> **Set task 1**
Present the dataset records from the beginning through the line containing "trash-icon[interactable] <box>138 419", inclusive, as a Markdown table with columns named No. and Entry, skipping blank lines.

> **Passage**

====

Hip Thrust vs Squat for Glutes: What the Research Says
Hip thrusts fire twice the glute activation of squats, but the hypertrophy data tells a different story. Here's what the research actually means for how you should train.

Hip thrusts produce roughly twice the glute EMG activation of squats, and that fact gets repeated constantly in the hip thrust vs squat glutes debate. But the Plotkin et al. 2023 randomized controlled trial used MRI to measure gluteus maximus, medius, and minimus muscle hypertrophy after nine weeks of equated training, and squat and hip thrust training elicited similar gluteal hypertrophy. The activation gap is real. The growth gap isn't. That contradiction is worth sitting with.
This piece doesn't declare a winner. It answers a more useful question: which exercise fits your specific goal. The answer shifts based on what you're training for, and the data supports a clearer position than most coverage of this topic suggests. You'll get the full breakdown of the research, what it actually means for programming, and where each exercise has a genuine edge.
The Quick Answer: Hip Thrust vs Squat for Glutes
The hip thrust and back squat produce comparable glute hypertrophy when training volume is equated. A 2023 MRI study by Plotkin et al. found that nine weeks of matched-set training delivered similar growth across the upper, middle, and lower gluteus maximus, and the gluteus medius and minimus, for both exercises. The difference shows up in activation, not size: Contreras et al. recorded mean upper gluteus maximus EMG of 69.5% for the hip thrust versus 29.4% for the squat, with peak values at 172% and 84.9% respectively. Both exercises build muscle effectively, but the hip thrust drives significantly more direct glute stimulus per rep. What separates them is how that plays out across different training goals.
What the Research Actually Shows
Most coverage of this topic picks one data set and runs with it. The problem is that two separate lines of evidence point in different directions, and ignoring either one produces a bad conclusion.
The EMG Case for Hip Thrusts
The activation numbers for hip thrusts are hard to dismiss. A study by Contreras et al., published in the Journal of Applied Biomechanics, found that the hip thrust elicited significantly greater mean upper gluteus maximus EMG (69.5% vs. 29.4%) and peak upper gluteus maximus EMG (172% vs. 84.9%) compared to the back squat. Every measured gluteal site showed higher mean sEMG amplitudes during the hip thrust.
If you're judging hip thrusts for glute strength based on how hard those muscles are working during a set, the signal looks clear. The glutes fire harder and at a higher peak during the hip thrust.
Why Activation Data Doesn't Predict Hypertrophy Here
This is where most articles stop, and stopping there leads you to the wrong answer.

====

> **Set task 2**
Retype the part of the hip thrust vs squat article between "What the Research Actually Shows" and "peak during the hip thrust.", inclusive, with no changes.

Dataset records:
====

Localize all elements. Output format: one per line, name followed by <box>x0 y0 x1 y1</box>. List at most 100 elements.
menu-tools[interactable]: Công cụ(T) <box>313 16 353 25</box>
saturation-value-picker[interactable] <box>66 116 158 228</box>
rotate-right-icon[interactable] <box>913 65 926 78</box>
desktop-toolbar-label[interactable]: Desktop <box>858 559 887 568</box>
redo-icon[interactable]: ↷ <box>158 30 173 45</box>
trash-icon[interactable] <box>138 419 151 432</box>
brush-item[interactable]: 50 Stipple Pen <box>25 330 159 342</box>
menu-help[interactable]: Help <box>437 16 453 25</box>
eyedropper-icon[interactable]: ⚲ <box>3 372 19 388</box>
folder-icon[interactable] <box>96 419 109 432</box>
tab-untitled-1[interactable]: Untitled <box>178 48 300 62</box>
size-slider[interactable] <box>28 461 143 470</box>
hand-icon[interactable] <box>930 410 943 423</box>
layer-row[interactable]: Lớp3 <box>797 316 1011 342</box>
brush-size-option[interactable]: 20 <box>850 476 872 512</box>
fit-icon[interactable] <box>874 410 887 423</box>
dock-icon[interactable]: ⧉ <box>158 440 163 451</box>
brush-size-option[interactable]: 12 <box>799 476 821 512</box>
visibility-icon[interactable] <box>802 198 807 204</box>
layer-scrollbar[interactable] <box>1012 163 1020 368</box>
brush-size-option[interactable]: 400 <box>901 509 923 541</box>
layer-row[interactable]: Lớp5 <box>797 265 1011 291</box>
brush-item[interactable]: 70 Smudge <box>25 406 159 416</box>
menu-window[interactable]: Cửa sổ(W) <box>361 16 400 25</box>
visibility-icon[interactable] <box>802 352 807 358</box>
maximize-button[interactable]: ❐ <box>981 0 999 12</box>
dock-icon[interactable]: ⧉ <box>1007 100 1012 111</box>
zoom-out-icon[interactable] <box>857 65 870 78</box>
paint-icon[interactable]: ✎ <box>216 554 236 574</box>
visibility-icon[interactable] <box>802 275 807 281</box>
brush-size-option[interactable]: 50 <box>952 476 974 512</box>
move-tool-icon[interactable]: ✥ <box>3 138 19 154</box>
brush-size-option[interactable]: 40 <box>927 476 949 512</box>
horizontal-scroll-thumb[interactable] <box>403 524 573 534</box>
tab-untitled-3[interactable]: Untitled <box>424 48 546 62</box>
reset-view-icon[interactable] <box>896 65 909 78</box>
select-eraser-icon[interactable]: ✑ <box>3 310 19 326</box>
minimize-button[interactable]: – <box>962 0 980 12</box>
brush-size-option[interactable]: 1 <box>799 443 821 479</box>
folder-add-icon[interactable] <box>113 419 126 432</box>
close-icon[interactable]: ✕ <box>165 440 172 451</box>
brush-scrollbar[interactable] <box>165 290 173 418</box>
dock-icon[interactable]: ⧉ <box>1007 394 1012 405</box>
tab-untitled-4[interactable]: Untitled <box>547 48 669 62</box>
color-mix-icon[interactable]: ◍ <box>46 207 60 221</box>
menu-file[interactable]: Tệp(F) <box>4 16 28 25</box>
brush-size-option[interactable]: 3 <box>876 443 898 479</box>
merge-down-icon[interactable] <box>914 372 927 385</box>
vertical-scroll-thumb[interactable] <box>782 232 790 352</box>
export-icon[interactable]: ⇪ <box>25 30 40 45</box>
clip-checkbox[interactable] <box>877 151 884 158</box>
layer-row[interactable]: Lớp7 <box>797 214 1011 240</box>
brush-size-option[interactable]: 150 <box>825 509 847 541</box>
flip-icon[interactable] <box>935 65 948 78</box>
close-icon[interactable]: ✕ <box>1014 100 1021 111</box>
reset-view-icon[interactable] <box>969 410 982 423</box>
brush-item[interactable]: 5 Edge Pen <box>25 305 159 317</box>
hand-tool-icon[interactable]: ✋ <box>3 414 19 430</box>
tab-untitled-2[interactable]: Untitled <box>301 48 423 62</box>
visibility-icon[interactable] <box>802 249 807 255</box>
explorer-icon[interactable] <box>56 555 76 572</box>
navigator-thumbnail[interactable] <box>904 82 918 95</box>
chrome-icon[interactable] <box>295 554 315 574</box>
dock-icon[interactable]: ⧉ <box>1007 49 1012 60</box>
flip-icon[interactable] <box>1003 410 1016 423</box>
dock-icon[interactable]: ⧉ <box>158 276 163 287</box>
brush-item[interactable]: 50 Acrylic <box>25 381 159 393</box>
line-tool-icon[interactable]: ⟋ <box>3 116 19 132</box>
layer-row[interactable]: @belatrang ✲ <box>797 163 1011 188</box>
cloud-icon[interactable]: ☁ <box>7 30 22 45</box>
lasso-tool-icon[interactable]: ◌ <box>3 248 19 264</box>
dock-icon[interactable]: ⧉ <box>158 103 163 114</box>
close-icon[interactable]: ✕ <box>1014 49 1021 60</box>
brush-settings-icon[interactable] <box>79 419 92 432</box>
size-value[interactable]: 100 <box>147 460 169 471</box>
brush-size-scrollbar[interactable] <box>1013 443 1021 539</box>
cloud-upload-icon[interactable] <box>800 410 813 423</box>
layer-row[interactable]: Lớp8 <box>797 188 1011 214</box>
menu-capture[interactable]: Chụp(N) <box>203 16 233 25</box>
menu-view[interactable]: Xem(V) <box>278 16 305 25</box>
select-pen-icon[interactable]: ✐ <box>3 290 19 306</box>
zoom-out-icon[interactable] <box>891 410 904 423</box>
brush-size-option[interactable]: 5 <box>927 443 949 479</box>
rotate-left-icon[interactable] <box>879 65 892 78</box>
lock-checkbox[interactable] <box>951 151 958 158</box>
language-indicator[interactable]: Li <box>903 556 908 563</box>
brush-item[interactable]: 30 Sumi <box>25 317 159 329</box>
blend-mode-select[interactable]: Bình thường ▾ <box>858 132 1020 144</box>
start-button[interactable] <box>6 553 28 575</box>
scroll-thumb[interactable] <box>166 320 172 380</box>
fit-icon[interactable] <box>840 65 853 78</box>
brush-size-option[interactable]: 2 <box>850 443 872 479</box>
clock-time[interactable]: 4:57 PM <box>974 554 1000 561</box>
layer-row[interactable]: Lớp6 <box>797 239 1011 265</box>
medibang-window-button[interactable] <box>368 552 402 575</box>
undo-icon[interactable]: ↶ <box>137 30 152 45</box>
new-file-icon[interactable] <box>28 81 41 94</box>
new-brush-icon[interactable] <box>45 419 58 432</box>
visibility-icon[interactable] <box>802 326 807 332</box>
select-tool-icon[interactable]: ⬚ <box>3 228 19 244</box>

====

> **Finished answer 1**
| No. | Entry |
|---|---|
| 1 | Localize all elements. Output format: one per line, name followed by <box>x0 y0 x1 y1</box>. List at most 100 elements. |
| 2 | menu-tools[interactable]: Công cụ(T) <box>313 16 353 25</box> |
| 3 | saturation-value-picker[interactable] <box>66 116 158 228</box> |
| 4 | rotate-right-icon[interactable] <box>913 65 926 78</box> |
| 5 | desktop-toolbar-label[interactable]: Desktop <box>858 559 887 568</box> |
| 6 | redo-icon[interactable]: ↷ <box>158 30 173 45</box> |
| 7 | trash-icon[interactable] <box>138 419 151 432</box> |

> **Finished answer 2**
What the Research Actually Shows
Most coverage of this topic picks one data set and runs with it. The problem is that two separate lines of evidence point in different directions, and ignoring either one produces a bad conclusion.
The EMG Case for Hip Thrusts
The activation numbers for hip thrusts are hard to dismiss. A study by Contreras et al., published in the Journal of Applied Biomechanics, found that the hip thrust elicited significantly greater mean upper gluteus maximus EMG (69.5% vs. 29.4%) and peak upper gluteus maximus EMG (172% vs. 84.9%) compared to the back squat. Every measured gluteal site showed higher mean sEMG amplitudes during the hip thrust.
If you're judging hip thrusts for glute strength based on how hard those muscles are working during a set, the signal looks clear. The glutes fire harder and at a higher peak during the hip thrust.